## GIVEN EXERCISE
Restate each line word for word. Leave out every picture.

## SUPPLIED DATA
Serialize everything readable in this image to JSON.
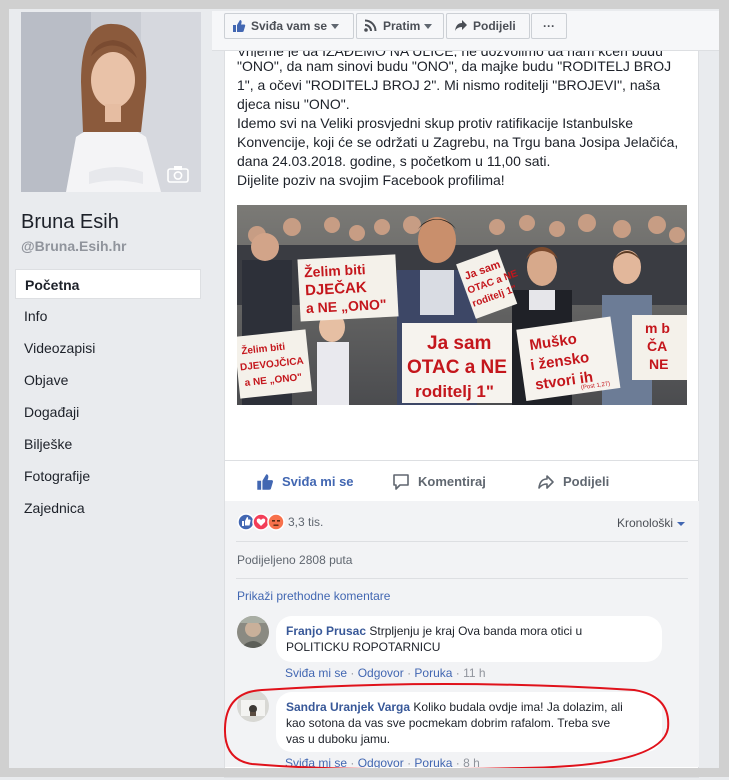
{
  "profile": {
    "name": "Bruna Esih",
    "handle": "@Bruna.Esih.hr",
    "nav": [
      "Početna",
      "Info",
      "Videozapisi",
      "Objave",
      "Događaji",
      "Bilješke",
      "Fotografije",
      "Zajednica"
    ]
  },
  "toolbar": {
    "like_label": "Sviđa vam se",
    "follow_label": "Pratim",
    "share_label": "Podijeli",
    "more_label": "···"
  },
  "post": {
    "lines": [
      "Vrijeme je da IZAĐEMO NA ULICE, ne dozvolimo da nam kćeri budu",
      "\"ONO\", da nam sinovi budu \"ONO\", da majke budu \"RODITELJ BROJ",
      "1\", a očevi \"RODITELJ BROJ 2\". Mi nismo roditelji \"BROJEVI\", naša",
      "djeca nisu \"ONO\".",
      "Idemo svi na Veliki prosvjedni skup protiv ratifikacije Istanbulske",
      "Konvencije, koji će se održati u Zagrebu, na Trgu bana Josipa Jelačića,",
      "dana 24.03.2018. godine, s početkom u 11,00 sati.",
      "Dijelite poziv na svojim Facebook profilima!"
    ],
    "photo_signs": {
      "sign1": [
        "Želim biti",
        "DJEČAK",
        "a NE „ONO\""
      ],
      "sign2": [
        "Ja sam",
        "OTAC a NE",
        "roditelj 1\""
      ],
      "sign3": [
        "Muško",
        "i žensko",
        "stvori ih"
      ],
      "sign3_ref": "(Post 1,27)",
      "sign4": [
        "Želim biti",
        "DJEVOJČICA",
        "a NE „ONO\""
      ],
      "sign5": [
        "Ja sam",
        "OTAC a NE",
        "roditelj 1\""
      ],
      "sign6": [
        "m b",
        "ČA",
        "NE"
      ]
    }
  },
  "actions": {
    "like": "Sviđa mi se",
    "comment": "Komentiraj",
    "share": "Podijeli"
  },
  "reactions": {
    "count": "3,3 tis.",
    "sort_label": "Kronološki",
    "shares": "Podijeljeno 2808 puta",
    "prev_comments": "Prikaži prethodne komentare",
    "colors": {
      "like": "#4267b2",
      "love": "#f33e58",
      "angry": "#f7714b",
      "highlight": "#e0121b"
    }
  },
  "comments": [
    {
      "author": "Franjo Prusac",
      "text_line1": "Strpljenju je kraj Ova banda mora otici u",
      "text_line2": "POLITICKU ROPOTARNICU",
      "like": "Sviđa mi se",
      "reply": "Odgovor",
      "message": "Poruka",
      "time": "11 h"
    },
    {
      "author": "Sandra Uranjek Varga",
      "text_line1": "Koliko budala ovdje ima! Ja dolazim, ali",
      "text_line2": "kao sotona da vas sve pocmekam dobrim rafalom. Treba sve",
      "text_line3": "vas u duboku jamu.",
      "like": "Sviđa mi se",
      "reply": "Odgovor",
      "message": "Poruka",
      "time": "8 h"
    }
  ]
}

## PROBLEM SOLUTION
Serialize everything readable in this image to JSON.
{
  "profile": {
    "name": "Bruna Esih",
    "handle": "@Bruna.Esih.hr",
    "nav": [
      "Početna",
      "Info",
      "Videozapisi",
      "Objave",
      "Događaji",
      "Bilješke",
      "Fotografije",
      "Zajednica"
    ]
  },
  "toolbar": {
    "like_label": "Sviđa vam se",
    "follow_label": "Pratim",
    "share_label": "Podijeli",
    "more_label": "···"
  },
  "post": {
    "lines": [
      "Vrijeme je da IZAĐEMO NA ULICE, ne dozvolimo da nam kćeri budu",
      "\"ONO\", da nam sinovi budu \"ONO\", da majke budu \"RODITELJ BROJ",
      "1\", a očevi \"RODITELJ BROJ 2\". Mi nismo roditelji \"BROJEVI\", naša",
      "djeca nisu \"ONO\".",
      "Idemo svi na Veliki prosvjedni skup protiv ratifikacije Istanbulske",
      "Konvencije, koji će se održati u Zagrebu, na Trgu bana Josipa Jelačića,",
      "dana 24.03.2018. godine, s početkom u 11,00 sati.",
      "Dijelite poziv na svojim Facebook profilima!"
    ],
    "photo_signs": {
      "sign1": [
        "Želim biti",
        "DJEČAK",
        "a NE „ONO\""
      ],
      "sign2": [
        "Ja sam",
        "OTAC a NE",
        "roditelj 1\""
      ],
      "sign3": [
        "Muško",
        "i žensko",
        "stvori ih"
      ],
      "sign3_ref": "(Post 1,27)",
      "sign4": [
        "Želim biti",
        "DJEVOJČICA",
        "a NE „ONO\""
      ],
      "sign5": [
        "Ja sam",
        "OTAC a NE",
        "roditelj 1\""
      ],
      "sign6": [
        "m b",
        "ČA",
        "NE"
      ]
    }
  },
  "actions": {
    "like": "Sviđa mi se",
    "comment": "Komentiraj",
    "share": "Podijeli"
  },
  "reactions": {
    "count": "3,3 tis.",
    "sort_label": "Kronološki",
    "shares": "Podijeljeno 2808 puta",
    "prev_comments": "Prikaži prethodne komentare",
    "colors": {
      "like": "#4267b2",
      "love": "#f33e58",
      "angry": "#f7714b",
      "highlight": "#e0121b"
    }
  },
  "comments": [
    {
      "author": "Franjo Prusac",
      "text_line1": "Strpljenju je kraj Ova banda mora otici u",
      "text_line2": "POLITICKU ROPOTARNICU",
      "like": "Sviđa mi se",
      "reply": "Odgovor",
      "message": "Poruka",
      "time": "11 h"
    },
    {
      "author": "Sandra Uranjek Varga",
      "text_line1": "Koliko budala ovdje ima! Ja dolazim, ali",
      "text_line2": "kao sotona da vas sve pocmekam dobrim rafalom. Treba sve",
      "text_line3": "vas u duboku jamu.",
      "like": "Sviđa mi se",
      "reply": "Odgovor",
      "message": "Poruka",
      "time": "8 h"
    }
  ]
}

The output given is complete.